*Task prompt*
Output every entry exactly as written, skipping any pictures.

Start of Extracted data

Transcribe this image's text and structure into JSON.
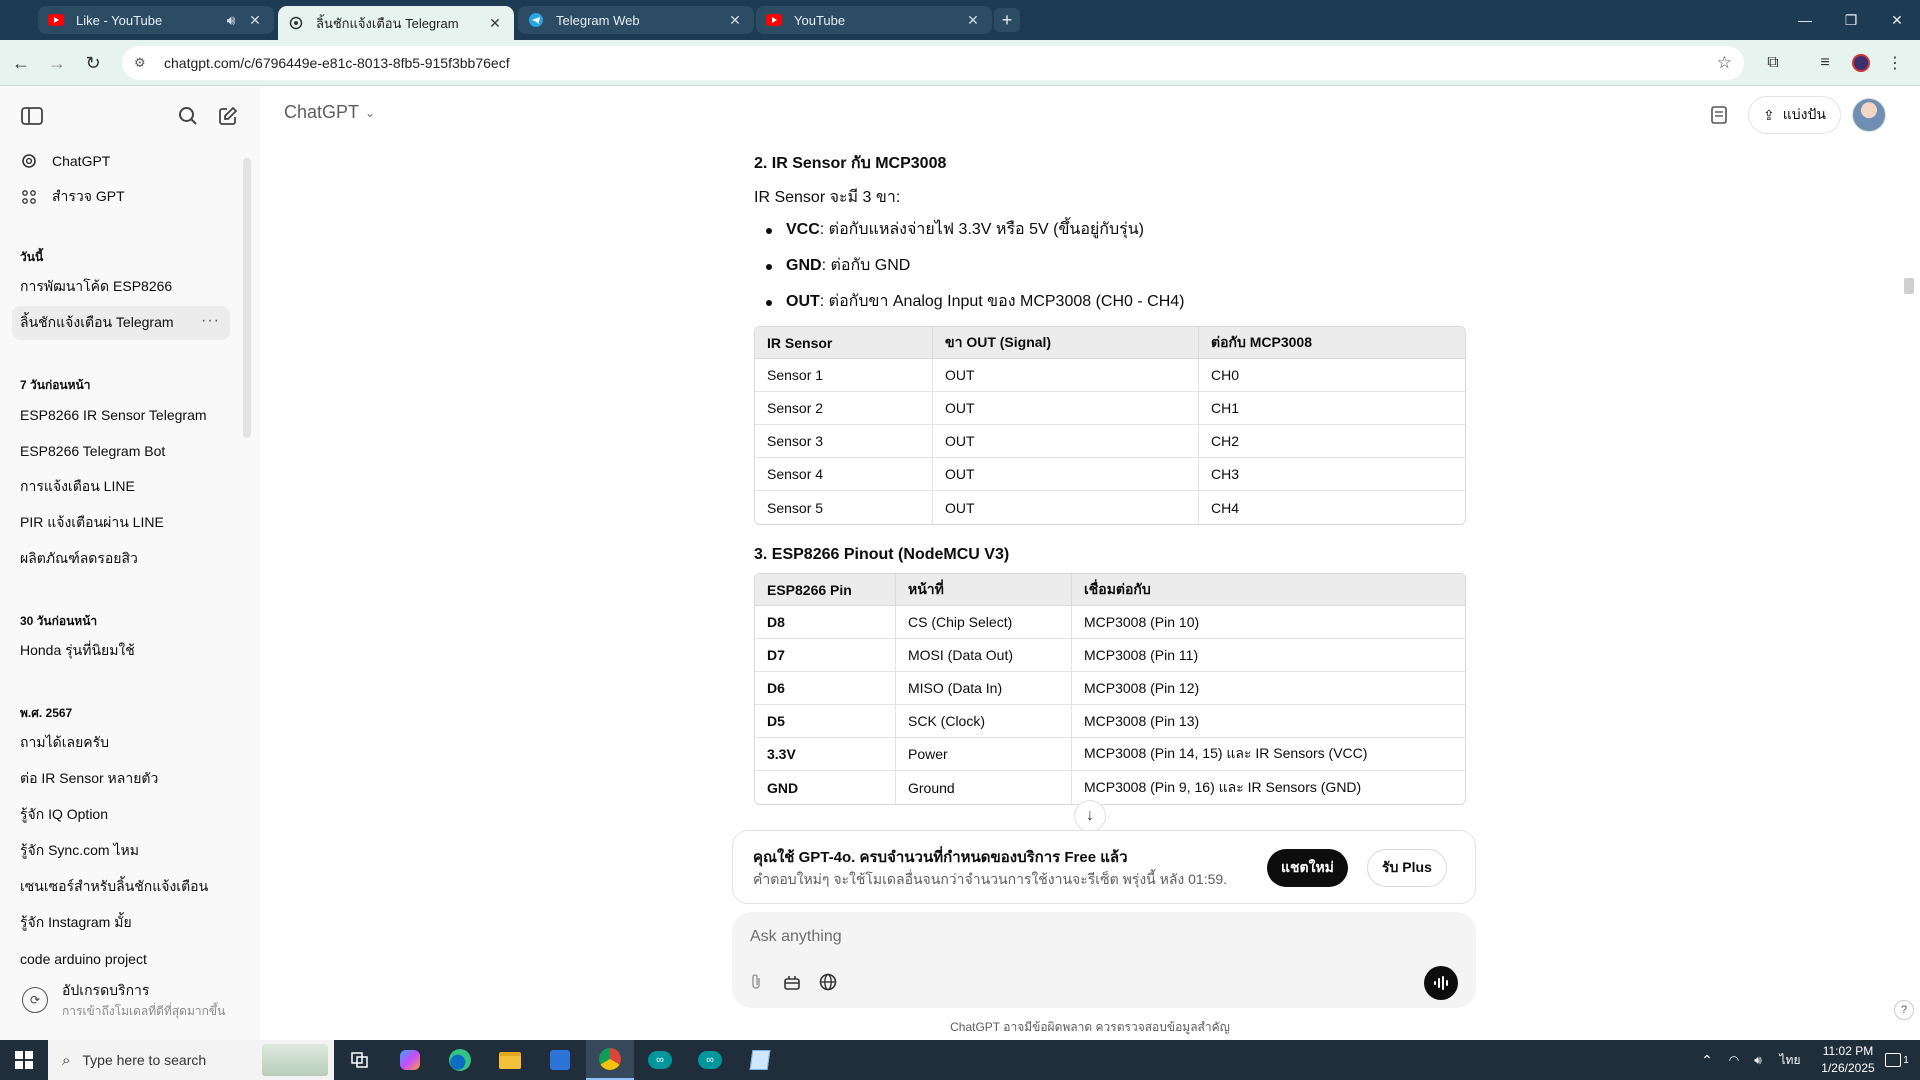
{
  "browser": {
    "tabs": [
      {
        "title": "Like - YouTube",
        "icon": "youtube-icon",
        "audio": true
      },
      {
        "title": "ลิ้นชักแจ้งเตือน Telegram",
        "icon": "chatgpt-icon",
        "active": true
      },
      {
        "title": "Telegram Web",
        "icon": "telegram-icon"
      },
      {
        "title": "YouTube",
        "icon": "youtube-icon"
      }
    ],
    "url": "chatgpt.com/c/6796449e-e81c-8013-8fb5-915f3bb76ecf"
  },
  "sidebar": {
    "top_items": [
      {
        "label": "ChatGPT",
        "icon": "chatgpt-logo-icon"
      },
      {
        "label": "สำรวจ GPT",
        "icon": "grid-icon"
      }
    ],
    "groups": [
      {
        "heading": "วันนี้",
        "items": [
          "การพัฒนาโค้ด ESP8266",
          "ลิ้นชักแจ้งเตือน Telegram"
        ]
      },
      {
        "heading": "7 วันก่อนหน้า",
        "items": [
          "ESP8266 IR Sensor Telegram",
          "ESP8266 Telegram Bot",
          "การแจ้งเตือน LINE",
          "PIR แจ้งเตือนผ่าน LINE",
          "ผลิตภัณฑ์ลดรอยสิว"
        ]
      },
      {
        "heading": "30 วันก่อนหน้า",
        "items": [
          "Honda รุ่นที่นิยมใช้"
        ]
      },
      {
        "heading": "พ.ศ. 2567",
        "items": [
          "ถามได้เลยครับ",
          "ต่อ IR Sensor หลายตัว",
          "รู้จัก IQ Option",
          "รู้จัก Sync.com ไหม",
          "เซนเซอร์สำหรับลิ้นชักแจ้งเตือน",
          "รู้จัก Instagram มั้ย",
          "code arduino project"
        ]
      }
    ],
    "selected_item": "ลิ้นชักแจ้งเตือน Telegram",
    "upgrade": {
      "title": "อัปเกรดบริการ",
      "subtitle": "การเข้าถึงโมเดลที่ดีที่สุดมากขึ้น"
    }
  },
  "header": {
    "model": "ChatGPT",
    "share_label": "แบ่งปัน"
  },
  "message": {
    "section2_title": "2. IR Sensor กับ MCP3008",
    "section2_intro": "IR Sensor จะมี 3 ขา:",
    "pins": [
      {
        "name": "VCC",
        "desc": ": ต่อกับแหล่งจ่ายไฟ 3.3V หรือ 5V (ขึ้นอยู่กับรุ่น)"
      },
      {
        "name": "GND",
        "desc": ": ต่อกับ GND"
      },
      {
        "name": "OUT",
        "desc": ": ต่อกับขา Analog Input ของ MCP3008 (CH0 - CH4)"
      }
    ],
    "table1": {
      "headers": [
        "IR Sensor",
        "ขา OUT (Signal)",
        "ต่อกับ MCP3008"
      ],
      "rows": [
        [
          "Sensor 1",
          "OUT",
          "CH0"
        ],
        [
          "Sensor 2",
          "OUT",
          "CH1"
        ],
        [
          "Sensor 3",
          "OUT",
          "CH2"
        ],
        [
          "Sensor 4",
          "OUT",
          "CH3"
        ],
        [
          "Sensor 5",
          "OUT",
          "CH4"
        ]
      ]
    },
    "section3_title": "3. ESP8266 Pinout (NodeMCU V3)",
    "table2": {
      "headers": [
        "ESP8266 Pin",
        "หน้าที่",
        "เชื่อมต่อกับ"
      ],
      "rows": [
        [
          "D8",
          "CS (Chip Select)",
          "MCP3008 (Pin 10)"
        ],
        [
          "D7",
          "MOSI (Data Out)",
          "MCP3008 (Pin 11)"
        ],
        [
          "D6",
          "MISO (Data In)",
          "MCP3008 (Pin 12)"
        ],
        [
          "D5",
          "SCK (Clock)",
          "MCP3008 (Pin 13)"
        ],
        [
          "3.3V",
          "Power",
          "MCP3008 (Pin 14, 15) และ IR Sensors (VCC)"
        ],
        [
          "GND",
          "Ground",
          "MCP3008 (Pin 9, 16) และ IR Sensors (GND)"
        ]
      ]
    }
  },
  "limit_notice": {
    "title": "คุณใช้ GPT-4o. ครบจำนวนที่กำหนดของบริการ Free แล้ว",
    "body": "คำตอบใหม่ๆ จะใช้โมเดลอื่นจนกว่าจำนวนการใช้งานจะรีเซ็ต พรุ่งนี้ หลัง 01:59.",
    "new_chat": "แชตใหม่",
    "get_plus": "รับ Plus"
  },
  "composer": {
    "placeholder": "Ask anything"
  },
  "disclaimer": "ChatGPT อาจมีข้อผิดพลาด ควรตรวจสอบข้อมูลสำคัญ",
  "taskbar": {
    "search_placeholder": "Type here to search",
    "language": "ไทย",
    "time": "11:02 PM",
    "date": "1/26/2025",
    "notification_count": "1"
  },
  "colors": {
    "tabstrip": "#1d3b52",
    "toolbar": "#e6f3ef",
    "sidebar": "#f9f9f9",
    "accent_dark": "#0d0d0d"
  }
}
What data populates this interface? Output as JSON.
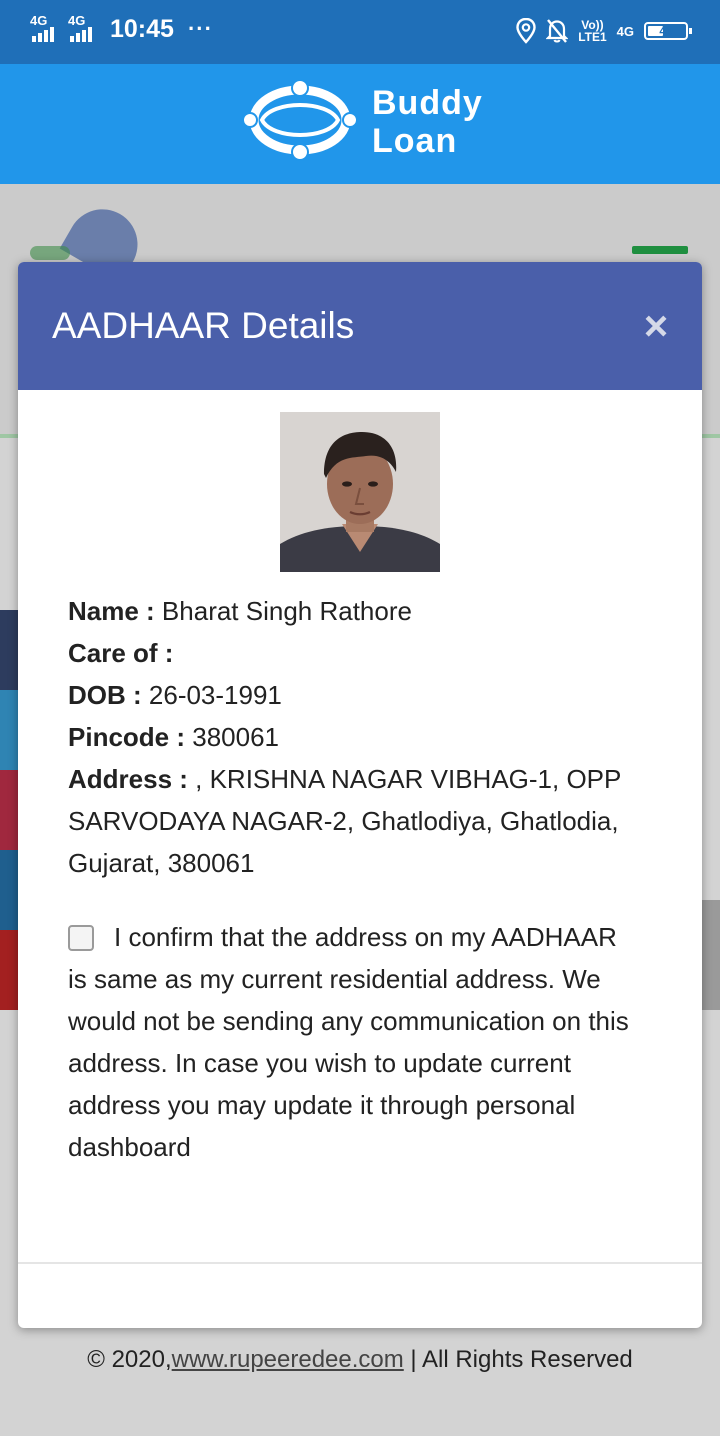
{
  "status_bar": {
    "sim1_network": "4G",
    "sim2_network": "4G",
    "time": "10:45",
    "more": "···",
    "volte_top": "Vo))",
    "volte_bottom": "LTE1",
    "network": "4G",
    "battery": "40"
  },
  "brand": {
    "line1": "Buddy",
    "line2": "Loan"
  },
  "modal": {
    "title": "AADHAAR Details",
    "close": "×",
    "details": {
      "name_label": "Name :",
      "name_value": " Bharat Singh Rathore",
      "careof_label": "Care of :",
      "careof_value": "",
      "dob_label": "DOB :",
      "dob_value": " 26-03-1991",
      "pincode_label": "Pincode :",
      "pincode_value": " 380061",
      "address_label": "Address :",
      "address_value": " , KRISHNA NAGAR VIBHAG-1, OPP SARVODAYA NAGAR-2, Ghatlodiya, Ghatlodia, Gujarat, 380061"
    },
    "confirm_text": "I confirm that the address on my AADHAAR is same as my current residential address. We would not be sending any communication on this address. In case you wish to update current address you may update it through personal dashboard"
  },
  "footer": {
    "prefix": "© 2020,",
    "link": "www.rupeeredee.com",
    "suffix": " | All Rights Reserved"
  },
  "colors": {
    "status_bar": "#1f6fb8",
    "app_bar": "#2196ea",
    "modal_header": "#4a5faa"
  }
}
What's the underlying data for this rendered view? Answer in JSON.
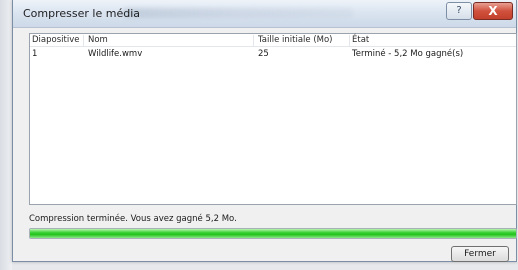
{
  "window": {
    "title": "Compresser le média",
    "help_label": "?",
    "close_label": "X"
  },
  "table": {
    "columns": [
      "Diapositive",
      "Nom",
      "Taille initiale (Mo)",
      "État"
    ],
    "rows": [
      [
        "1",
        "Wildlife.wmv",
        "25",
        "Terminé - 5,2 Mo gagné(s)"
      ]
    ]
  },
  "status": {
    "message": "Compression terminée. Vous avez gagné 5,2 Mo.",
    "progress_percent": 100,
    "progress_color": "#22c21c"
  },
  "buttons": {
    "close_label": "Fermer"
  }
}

End of Extracted data

*Exercise result*
Transcribe this image's text and structure into JSON.
{
  "browser": {
    "tabs": [
      {
        "title": "Like - YouTube",
        "icon": "youtube-icon",
        "audio": true
      },
      {
        "title": "ลิ้นชักแจ้งเตือน Telegram",
        "icon": "chatgpt-icon",
        "active": true
      },
      {
        "title": "Telegram Web",
        "icon": "telegram-icon"
      },
      {
        "title": "YouTube",
        "icon": "youtube-icon"
      }
    ],
    "url": "chatgpt.com/c/6796449e-e81c-8013-8fb5-915f3bb76ecf"
  },
  "sidebar": {
    "top_items": [
      {
        "label": "ChatGPT",
        "icon": "chatgpt-logo-icon"
      },
      {
        "label": "สำรวจ GPT",
        "icon": "grid-icon"
      }
    ],
    "groups": [
      {
        "heading": "วันนี้",
        "items": [
          "การพัฒนาโค้ด ESP8266",
          "ลิ้นชักแจ้งเตือน Telegram"
        ]
      },
      {
        "heading": "7 วันก่อนหน้า",
        "items": [
          "ESP8266 IR Sensor Telegram",
          "ESP8266 Telegram Bot",
          "การแจ้งเตือน LINE",
          "PIR แจ้งเตือนผ่าน LINE",
          "ผลิตภัณฑ์ลดรอยสิว"
        ]
      },
      {
        "heading": "30 วันก่อนหน้า",
        "items": [
          "Honda รุ่นที่นิยมใช้"
        ]
      },
      {
        "heading": "พ.ศ. 2567",
        "items": [
          "ถามได้เลยครับ",
          "ต่อ IR Sensor หลายตัว",
          "รู้จัก IQ Option",
          "รู้จัก Sync.com ไหม",
          "เซนเซอร์สำหรับลิ้นชักแจ้งเตือน",
          "รู้จัก Instagram มั้ย",
          "code arduino project"
        ]
      }
    ],
    "selected_item": "ลิ้นชักแจ้งเตือน Telegram",
    "upgrade": {
      "title": "อัปเกรดบริการ",
      "subtitle": "การเข้าถึงโมเดลที่ดีที่สุดมากขึ้น"
    }
  },
  "header": {
    "model": "ChatGPT",
    "share_label": "แบ่งปัน"
  },
  "message": {
    "section2_title": "2. IR Sensor กับ MCP3008",
    "section2_intro": "IR Sensor จะมี 3 ขา:",
    "pins": [
      {
        "name": "VCC",
        "desc": ": ต่อกับแหล่งจ่ายไฟ 3.3V หรือ 5V (ขึ้นอยู่กับรุ่น)"
      },
      {
        "name": "GND",
        "desc": ": ต่อกับ GND"
      },
      {
        "name": "OUT",
        "desc": ": ต่อกับขา Analog Input ของ MCP3008 (CH0 - CH4)"
      }
    ],
    "table1": {
      "headers": [
        "IR Sensor",
        "ขา OUT (Signal)",
        "ต่อกับ MCP3008"
      ],
      "rows": [
        [
          "Sensor 1",
          "OUT",
          "CH0"
        ],
        [
          "Sensor 2",
          "OUT",
          "CH1"
        ],
        [
          "Sensor 3",
          "OUT",
          "CH2"
        ],
        [
          "Sensor 4",
          "OUT",
          "CH3"
        ],
        [
          "Sensor 5",
          "OUT",
          "CH4"
        ]
      ]
    },
    "section3_title": "3. ESP8266 Pinout (NodeMCU V3)",
    "table2": {
      "headers": [
        "ESP8266 Pin",
        "หน้าที่",
        "เชื่อมต่อกับ"
      ],
      "rows": [
        [
          "D8",
          "CS (Chip Select)",
          "MCP3008 (Pin 10)"
        ],
        [
          "D7",
          "MOSI (Data Out)",
          "MCP3008 (Pin 11)"
        ],
        [
          "D6",
          "MISO (Data In)",
          "MCP3008 (Pin 12)"
        ],
        [
          "D5",
          "SCK (Clock)",
          "MCP3008 (Pin 13)"
        ],
        [
          "3.3V",
          "Power",
          "MCP3008 (Pin 14, 15) และ IR Sensors (VCC)"
        ],
        [
          "GND",
          "Ground",
          "MCP3008 (Pin 9, 16) และ IR Sensors (GND)"
        ]
      ]
    }
  },
  "limit_notice": {
    "title": "คุณใช้ GPT-4o. ครบจำนวนที่กำหนดของบริการ Free แล้ว",
    "body": "คำตอบใหม่ๆ จะใช้โมเดลอื่นจนกว่าจำนวนการใช้งานจะรีเซ็ต พรุ่งนี้ หลัง 01:59.",
    "new_chat": "แชตใหม่",
    "get_plus": "รับ Plus"
  },
  "composer": {
    "placeholder": "Ask anything"
  },
  "disclaimer": "ChatGPT อาจมีข้อผิดพลาด ควรตรวจสอบข้อมูลสำคัญ",
  "taskbar": {
    "search_placeholder": "Type here to search",
    "language": "ไทย",
    "time": "11:02 PM",
    "date": "1/26/2025",
    "notification_count": "1"
  },
  "colors": {
    "tabstrip": "#1d3b52",
    "toolbar": "#e6f3ef",
    "sidebar": "#f9f9f9",
    "accent_dark": "#0d0d0d"
  }
}
What data populates this interface? Output as JSON.
{
  "status_bar": {
    "sim1_network": "4G",
    "sim2_network": "4G",
    "time": "10:45",
    "more": "···",
    "volte_top": "Vo))",
    "volte_bottom": "LTE1",
    "network": "4G",
    "battery": "40"
  },
  "brand": {
    "line1": "Buddy",
    "line2": "Loan"
  },
  "modal": {
    "title": "AADHAAR Details",
    "close": "×",
    "details": {
      "name_label": "Name :",
      "name_value": " Bharat Singh Rathore",
      "careof_label": "Care of :",
      "careof_value": "",
      "dob_label": "DOB :",
      "dob_value": " 26-03-1991",
      "pincode_label": "Pincode :",
      "pincode_value": " 380061",
      "address_label": "Address :",
      "address_value": " , KRISHNA NAGAR VIBHAG-1, OPP SARVODAYA NAGAR-2, Ghatlodiya, Ghatlodia, Gujarat, 380061"
    },
    "confirm_text": "I confirm that the address on my AADHAAR is same as my current residential address. We would not be sending any communication on this address. In case you wish to update current address you may update it through personal dashboard"
  },
  "footer": {
    "prefix": "© 2020,",
    "link": "www.rupeeredee.com",
    "suffix": " | All Rights Reserved"
  },
  "colors": {
    "status_bar": "#1f6fb8",
    "app_bar": "#2196ea",
    "modal_header": "#4a5faa"
  }
}
What's the underlying data for this rendered view? Answer in JSON.
{
  "window": {
    "title": "Compresser le média",
    "help_label": "?",
    "close_label": "X"
  },
  "table": {
    "columns": [
      "Diapositive",
      "Nom",
      "Taille initiale (Mo)",
      "État"
    ],
    "rows": [
      [
        "1",
        "Wildlife.wmv",
        "25",
        "Terminé - 5,2 Mo gagné(s)"
      ]
    ]
  },
  "status": {
    "message": "Compression terminée. Vous avez gagné 5,2 Mo.",
    "progress_percent": 100,
    "progress_color": "#22c21c"
  },
  "buttons": {
    "close_label": "Fermer"
  }
}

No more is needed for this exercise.